BACAAN -
⁂

Sambil pulang, kami mampir ke toko satu lagi, namanya Toad Hall (bila berminat melihat, periksa link-nya di bagian “Toko Vinyl yang Kami Kunjungi”). Dahsyat sekali toko satu ini. Toko yang besar sekali ini menjual dua hal yang merupakan dunia saya: buku dan vinyl dalam jumlah ribuan. Rak berjajar di dinding dari atas ke bawah, juga di tengah-tengah. Ruangan untuk berjalan sempit. Di lantai bawah juga penuh dengan piringan hitam dan buku. Sayang saya tidak bisa berlama-lama, perut kami sudah kelaparan karena makan siang yang tertunda. Tetapi saya sempat menyabet dua vinyl dari situ. Album The Doors berjudul L.A Woman (1971, nomor 351 dari 500 Greatest Albums of All Time majalah Rolling Stone) dan album The B-52’s yang berjudul sama dengan nama grupnya (1979, nomor 151 dalam list RS 500 itu).
Sejarah toko ini menarik. Semula dimiliki sepasang suami istri. Sebelum menikah, sang suami memiliki toko vinyl dan sang istri memiliki toko buku. Dipertengahan tahun 1970-an mereka bertemu, menikah dan menggabungkan kedua toko itu menjadi satu. Tahun 2005 sang istri meninggal dunia. Sang suami begitu berduka, toko itu tutup setahun lamanya. Kemudian datang sepasang suami istri lain yang merasa kehilangan masa-masa menyenangkan mengunjungi toko itu sebelumnya. Mereka memutuskan membeli toko itu dan seluruh isinya, karena buat mereka bisnis buku dan musik adalah sesuatu yang menyenangkan dan mereka tahu banyak orang lain juga merasakan hal yang sama.

⁂

BAGIAN DATA -
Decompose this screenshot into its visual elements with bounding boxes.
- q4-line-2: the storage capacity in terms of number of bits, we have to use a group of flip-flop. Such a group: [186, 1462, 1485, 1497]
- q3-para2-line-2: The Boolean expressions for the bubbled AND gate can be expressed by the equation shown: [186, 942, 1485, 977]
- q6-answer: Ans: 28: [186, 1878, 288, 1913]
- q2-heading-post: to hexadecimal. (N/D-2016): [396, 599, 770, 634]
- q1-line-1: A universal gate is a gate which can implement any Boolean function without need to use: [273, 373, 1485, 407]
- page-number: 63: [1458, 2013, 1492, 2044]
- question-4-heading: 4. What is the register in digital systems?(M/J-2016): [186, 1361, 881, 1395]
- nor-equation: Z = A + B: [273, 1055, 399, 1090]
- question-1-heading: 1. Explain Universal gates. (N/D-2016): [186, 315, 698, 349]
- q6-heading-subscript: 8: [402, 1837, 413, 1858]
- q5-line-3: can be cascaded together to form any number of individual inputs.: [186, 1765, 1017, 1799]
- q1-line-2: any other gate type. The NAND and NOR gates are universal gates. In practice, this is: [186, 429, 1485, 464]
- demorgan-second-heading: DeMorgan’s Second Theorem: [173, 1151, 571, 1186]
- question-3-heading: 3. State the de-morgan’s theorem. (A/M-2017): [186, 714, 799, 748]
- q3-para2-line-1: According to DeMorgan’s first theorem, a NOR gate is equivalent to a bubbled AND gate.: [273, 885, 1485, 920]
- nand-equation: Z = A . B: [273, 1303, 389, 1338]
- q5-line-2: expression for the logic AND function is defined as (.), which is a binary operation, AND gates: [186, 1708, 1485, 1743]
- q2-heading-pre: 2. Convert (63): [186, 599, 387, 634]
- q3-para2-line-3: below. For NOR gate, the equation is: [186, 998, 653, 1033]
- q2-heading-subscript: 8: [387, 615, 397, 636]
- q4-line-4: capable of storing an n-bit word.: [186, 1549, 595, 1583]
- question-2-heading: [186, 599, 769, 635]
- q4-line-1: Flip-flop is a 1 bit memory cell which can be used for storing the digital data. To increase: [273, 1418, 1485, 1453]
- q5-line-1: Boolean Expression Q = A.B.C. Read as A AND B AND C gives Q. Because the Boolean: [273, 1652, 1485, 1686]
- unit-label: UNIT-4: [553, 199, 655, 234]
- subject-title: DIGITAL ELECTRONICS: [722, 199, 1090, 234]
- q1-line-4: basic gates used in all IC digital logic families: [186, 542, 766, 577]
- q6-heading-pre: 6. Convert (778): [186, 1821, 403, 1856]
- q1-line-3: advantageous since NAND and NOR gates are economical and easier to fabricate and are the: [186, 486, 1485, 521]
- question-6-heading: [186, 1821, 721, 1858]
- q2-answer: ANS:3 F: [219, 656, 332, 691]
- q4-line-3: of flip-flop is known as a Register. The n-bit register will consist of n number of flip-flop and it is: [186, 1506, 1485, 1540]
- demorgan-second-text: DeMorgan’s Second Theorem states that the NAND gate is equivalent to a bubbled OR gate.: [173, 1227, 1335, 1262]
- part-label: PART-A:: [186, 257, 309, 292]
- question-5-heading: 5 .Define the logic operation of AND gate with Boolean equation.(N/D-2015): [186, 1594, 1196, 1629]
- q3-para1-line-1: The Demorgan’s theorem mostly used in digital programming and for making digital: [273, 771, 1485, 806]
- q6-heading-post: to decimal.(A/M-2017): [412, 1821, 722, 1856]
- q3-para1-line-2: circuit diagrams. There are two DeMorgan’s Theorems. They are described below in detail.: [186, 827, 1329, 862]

⁂

PETUNJUK DAN KETENTUAN - Tuliskan kembali bagian bacaan tentang toko Toad Hall dari "Sambil pulang, kami" sampai "RS 500 itu)." tanpa mengubah satu kata pun.

HASIL AKHIR -
Sambil pulang, kami mampir ke toko satu lagi, namanya Toad Hall (bila berminat melihat, periksa link-nya di bagian “Toko Vinyl yang Kami Kunjungi”). Dahsyat sekali toko satu ini. Toko yang besar sekali ini menjual dua hal yang merupakan dunia saya: buku dan vinyl dalam jumlah ribuan. Rak berjajar di dinding dari atas ke bawah, juga di tengah-tengah. Ruangan untuk berjalan sempit. Di lantai bawah juga penuh dengan piringan hitam dan buku. Sayang saya tidak bisa berlama-lama, perut kami sudah kelaparan karena makan siang yang tertunda. Tetapi saya sempat menyabet dua vinyl dari situ. Album The Doors berjudul L.A Woman (1971, nomor 351 dari 500 Greatest Albums of All Time majalah Rolling Stone) dan album The B-52’s yang berjudul sama dengan nama grupnya (1979, nomor 151 dalam list RS 500 itu).